Recorded data:

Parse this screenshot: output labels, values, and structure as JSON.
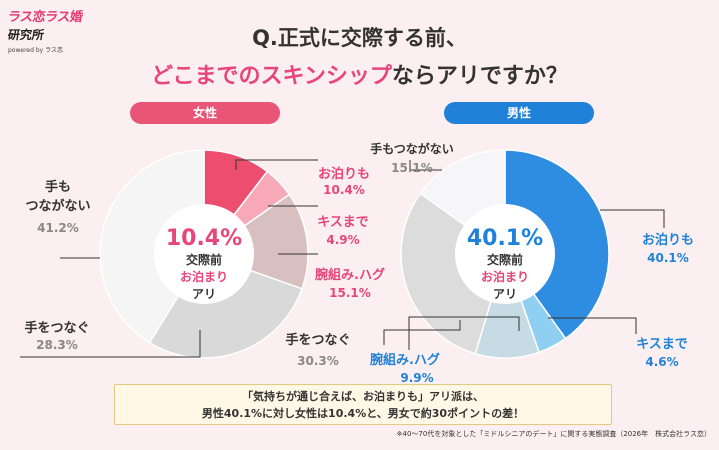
{
  "logo": {
    "line1": "ラス恋ラス婚",
    "line2": "研究所",
    "line3": "powered by ラス恋"
  },
  "heading": {
    "line1": "Q.正式に交際する前、",
    "line2_highlight": "どこまでのスキンシップ",
    "line2_rest": "ならアリですか？"
  },
  "panels": {
    "female_label": "女性",
    "male_label": "男性"
  },
  "colors": {
    "female_accent": "#e85576",
    "male_accent": "#1f82d8",
    "female_stay": "#ee4e6e",
    "female_kiss": "#f7a9b7",
    "female_hug": "#d9c0c0",
    "female_hold": "#d9d9d9",
    "female_nohold": "#f5f5f5",
    "male_stay": "#2e8de0",
    "male_kiss": "#8fd0f2",
    "male_hug": "#c6dbe4",
    "male_hold": "#dcdcdc",
    "male_nohold": "#f6f6f8"
  },
  "chart_data": [
    {
      "type": "pie",
      "name": "女性",
      "center_value": "10.4%",
      "center_line1": "交際前",
      "center_line2": "お泊まり",
      "center_line3": "アリ",
      "slices": [
        {
          "label": "お泊りも",
          "value": 10.4,
          "value_text": "10.4%"
        },
        {
          "label": "キスまで",
          "value": 4.9,
          "value_text": "4.9%"
        },
        {
          "label": "腕組み.ハグ",
          "value": 15.1,
          "value_text": "15.1%"
        },
        {
          "label": "手をつなぐ",
          "value": 28.3,
          "value_text": "28.3%"
        },
        {
          "label": "手もつながない",
          "value": 41.2,
          "value_text": "41.2%"
        }
      ]
    },
    {
      "type": "pie",
      "name": "男性",
      "center_value": "40.1%",
      "center_line1": "交際前",
      "center_line2": "お泊まり",
      "center_line3": "アリ",
      "slices": [
        {
          "label": "お泊りも",
          "value": 40.1,
          "value_text": "40.1%"
        },
        {
          "label": "キスまで",
          "value": 4.6,
          "value_text": "4.6%"
        },
        {
          "label": "腕組み.ハグ",
          "value": 9.9,
          "value_text": "9.9%"
        },
        {
          "label": "手をつなぐ",
          "value": 30.3,
          "value_text": "30.3%"
        },
        {
          "label": "手もつながない",
          "value": 15.1,
          "value_text": "15.1%"
        }
      ]
    }
  ],
  "female_labels": {
    "nohold_line1": "手も",
    "nohold_line2": "つながない"
  },
  "summary": {
    "line1": "「気持ちが通じ合えば、お泊まりも」アリ派は、",
    "line2": "男性40.1%に対し女性は10.4%と、男女で約30ポイントの差！"
  },
  "footnote": "※40〜70代を対象とした「ミドルシニアのデート」に関する実態調査（2026年　株式会社ラス恋）"
}
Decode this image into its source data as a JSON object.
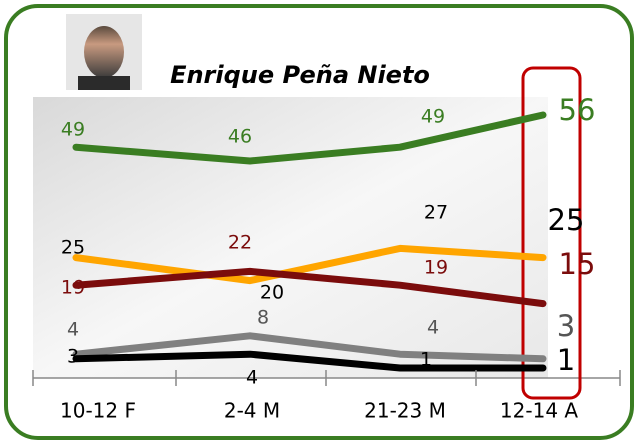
{
  "chart_data": {
    "type": "line",
    "title": "Enrique Peña Nieto",
    "categories": [
      "10-12 F",
      "2-4 M",
      "21-23 M",
      "12-14 A"
    ],
    "series": [
      {
        "color": "#3a7d22",
        "label_color": "#3a7d22",
        "values": [
          49,
          46,
          49,
          56
        ]
      },
      {
        "color": "#ffa500",
        "label_color": "#000000",
        "values": [
          25,
          20,
          27,
          25
        ]
      },
      {
        "color": "#7b0c0c",
        "label_color": "#7b0c0c",
        "values": [
          19,
          22,
          19,
          15
        ]
      },
      {
        "color": "#808080",
        "label_color": "#555555",
        "values": [
          4,
          8,
          4,
          3
        ]
      },
      {
        "color": "#000000",
        "label_color": "#000000",
        "values": [
          3,
          4,
          1,
          1
        ]
      }
    ]
  }
}
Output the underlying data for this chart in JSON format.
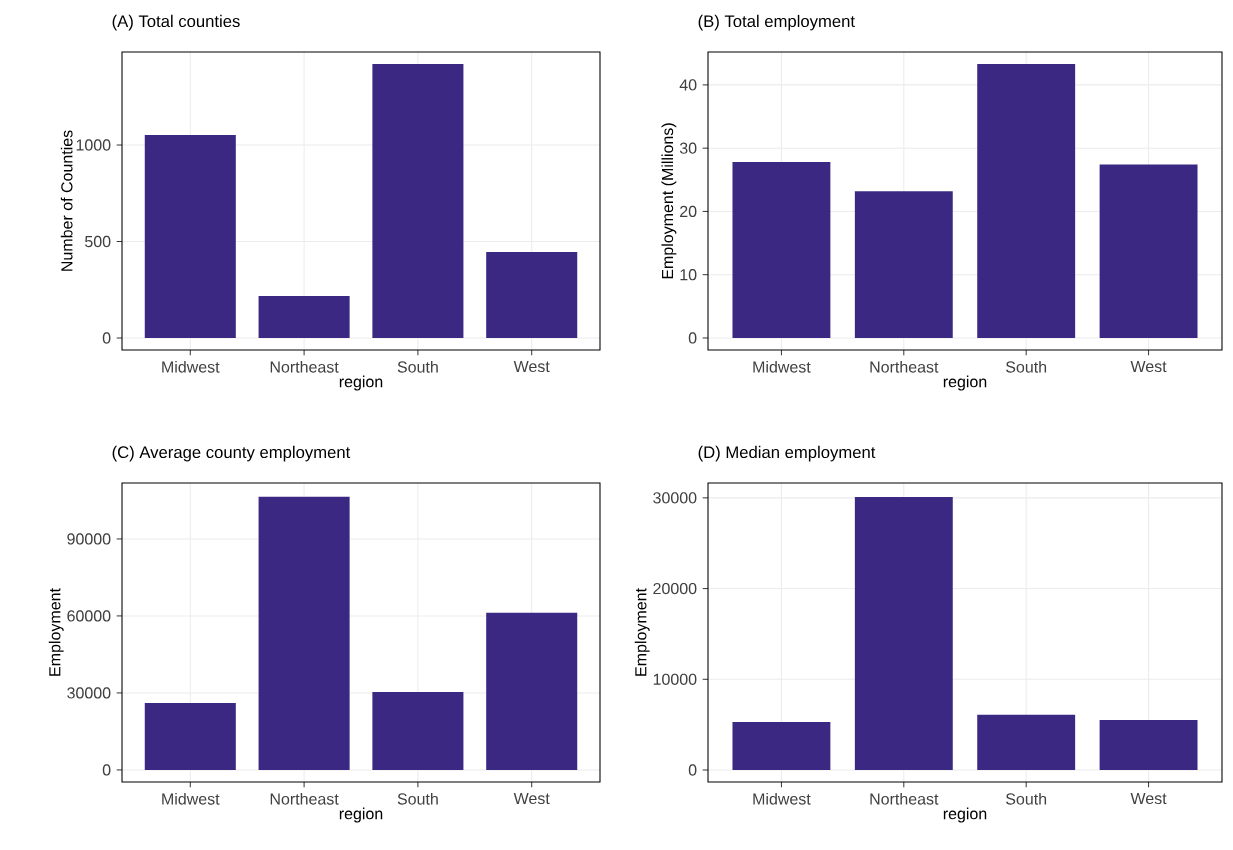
{
  "chart_data": [
    {
      "type": "bar",
      "title": "(A) Total counties",
      "xlabel": "region",
      "ylabel": "Number of Counties",
      "categories": [
        "Midwest",
        "Northeast",
        "South",
        "West"
      ],
      "values": [
        1052,
        218,
        1420,
        446
      ],
      "color": "#3b2883",
      "ylim": [
        -62,
        1482
      ],
      "yticks": [
        0,
        500,
        1000
      ],
      "grid": true
    },
    {
      "type": "bar",
      "title": "(B) Total employment",
      "xlabel": "region",
      "ylabel": "Employment (Millions)",
      "categories": [
        "Midwest",
        "Northeast",
        "South",
        "West"
      ],
      "values": [
        27.8,
        23.2,
        43.3,
        27.4
      ],
      "color": "#3b2883",
      "ylim": [
        -1.9,
        45.2
      ],
      "yticks": [
        0,
        10,
        20,
        30,
        40
      ],
      "grid": true
    },
    {
      "type": "bar",
      "title": "(C) Average county employment",
      "xlabel": "region",
      "ylabel": "Employment",
      "categories": [
        "Midwest",
        "Northeast",
        "South",
        "West"
      ],
      "values": [
        26100,
        106400,
        30400,
        61200
      ],
      "color": "#3b2883",
      "ylim": [
        -4700,
        111800
      ],
      "yticks": [
        0,
        30000,
        60000,
        90000
      ],
      "grid": true
    },
    {
      "type": "bar",
      "title": "(D) Median employment",
      "xlabel": "region",
      "ylabel": "Employment",
      "categories": [
        "Midwest",
        "Northeast",
        "South",
        "West"
      ],
      "values": [
        5300,
        30100,
        6100,
        5500
      ],
      "color": "#3b2883",
      "ylim": [
        -1320,
        31640
      ],
      "yticks": [
        0,
        10000,
        20000,
        30000
      ],
      "grid": true
    }
  ]
}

Goal of the exercise: Please set down each line of the data above exactly as written, without the pictures.

Result for this task:
Parse this screenshot: output labels, values, and structure as JSON.
{
  "logo": {
    "line1": "ラス恋ラス婚",
    "line2": "研究所",
    "line3": "powered by ラス恋"
  },
  "heading": {
    "line1": "Q.正式に交際する前、",
    "line2_highlight": "どこまでのスキンシップ",
    "line2_rest": "ならアリですか？"
  },
  "panels": {
    "female_label": "女性",
    "male_label": "男性"
  },
  "colors": {
    "female_accent": "#e85576",
    "male_accent": "#1f82d8",
    "female_stay": "#ee4e6e",
    "female_kiss": "#f7a9b7",
    "female_hug": "#d9c0c0",
    "female_hold": "#d9d9d9",
    "female_nohold": "#f5f5f5",
    "male_stay": "#2e8de0",
    "male_kiss": "#8fd0f2",
    "male_hug": "#c6dbe4",
    "male_hold": "#dcdcdc",
    "male_nohold": "#f6f6f8"
  },
  "chart_data": [
    {
      "type": "pie",
      "name": "女性",
      "center_value": "10.4%",
      "center_line1": "交際前",
      "center_line2": "お泊まり",
      "center_line3": "アリ",
      "slices": [
        {
          "label": "お泊りも",
          "value": 10.4,
          "value_text": "10.4%"
        },
        {
          "label": "キスまで",
          "value": 4.9,
          "value_text": "4.9%"
        },
        {
          "label": "腕組み.ハグ",
          "value": 15.1,
          "value_text": "15.1%"
        },
        {
          "label": "手をつなぐ",
          "value": 28.3,
          "value_text": "28.3%"
        },
        {
          "label": "手もつながない",
          "value": 41.2,
          "value_text": "41.2%"
        }
      ]
    },
    {
      "type": "pie",
      "name": "男性",
      "center_value": "40.1%",
      "center_line1": "交際前",
      "center_line2": "お泊まり",
      "center_line3": "アリ",
      "slices": [
        {
          "label": "お泊りも",
          "value": 40.1,
          "value_text": "40.1%"
        },
        {
          "label": "キスまで",
          "value": 4.6,
          "value_text": "4.6%"
        },
        {
          "label": "腕組み.ハグ",
          "value": 9.9,
          "value_text": "9.9%"
        },
        {
          "label": "手をつなぐ",
          "value": 30.3,
          "value_text": "30.3%"
        },
        {
          "label": "手もつながない",
          "value": 15.1,
          "value_text": "15.1%"
        }
      ]
    }
  ],
  "female_labels": {
    "nohold_line1": "手も",
    "nohold_line2": "つながない"
  },
  "summary": {
    "line1": "「気持ちが通じ合えば、お泊まりも」アリ派は、",
    "line2": "男性40.1%に対し女性は10.4%と、男女で約30ポイントの差！"
  },
  "footnote": "※40〜70代を対象とした「ミドルシニアのデート」に関する実態調査（2026年　株式会社ラス恋）"
}
Decode this image into its source data as a JSON object.
{
  "chart_data": {
    "type": "line",
    "title": "Enrique Peña Nieto",
    "categories": [
      "10-12 F",
      "2-4 M",
      "21-23 M",
      "12-14 A"
    ],
    "series": [
      {
        "color": "#3a7d22",
        "label_color": "#3a7d22",
        "values": [
          49,
          46,
          49,
          56
        ]
      },
      {
        "color": "#ffa500",
        "label_color": "#000000",
        "values": [
          25,
          20,
          27,
          25
        ]
      },
      {
        "color": "#7b0c0c",
        "label_color": "#7b0c0c",
        "values": [
          19,
          22,
          19,
          15
        ]
      },
      {
        "color": "#808080",
        "label_color": "#555555",
        "values": [
          4,
          8,
          4,
          3
        ]
      },
      {
        "color": "#000000",
        "label_color": "#000000",
        "values": [
          3,
          4,
          1,
          1
        ]
      }
    ]
  }
}
Output the underlying data for this chart in JSON format.
{
  "chart_data": [
    {
      "type": "bar",
      "title": "(A) Total counties",
      "xlabel": "region",
      "ylabel": "Number of Counties",
      "categories": [
        "Midwest",
        "Northeast",
        "South",
        "West"
      ],
      "values": [
        1052,
        218,
        1420,
        446
      ],
      "color": "#3b2883",
      "ylim": [
        -62,
        1482
      ],
      "yticks": [
        0,
        500,
        1000
      ],
      "grid": true
    },
    {
      "type": "bar",
      "title": "(B) Total employment",
      "xlabel": "region",
      "ylabel": "Employment (Millions)",
      "categories": [
        "Midwest",
        "Northeast",
        "South",
        "West"
      ],
      "values": [
        27.8,
        23.2,
        43.3,
        27.4
      ],
      "color": "#3b2883",
      "ylim": [
        -1.9,
        45.2
      ],
      "yticks": [
        0,
        10,
        20,
        30,
        40
      ],
      "grid": true
    },
    {
      "type": "bar",
      "title": "(C) Average county employment",
      "xlabel": "region",
      "ylabel": "Employment",
      "categories": [
        "Midwest",
        "Northeast",
        "South",
        "West"
      ],
      "values": [
        26100,
        106400,
        30400,
        61200
      ],
      "color": "#3b2883",
      "ylim": [
        -4700,
        111800
      ],
      "yticks": [
        0,
        30000,
        60000,
        90000
      ],
      "grid": true
    },
    {
      "type": "bar",
      "title": "(D) Median employment",
      "xlabel": "region",
      "ylabel": "Employment",
      "categories": [
        "Midwest",
        "Northeast",
        "South",
        "West"
      ],
      "values": [
        5300,
        30100,
        6100,
        5500
      ],
      "color": "#3b2883",
      "ylim": [
        -1320,
        31640
      ],
      "yticks": [
        0,
        10000,
        20000,
        30000
      ],
      "grid": true
    }
  ]
}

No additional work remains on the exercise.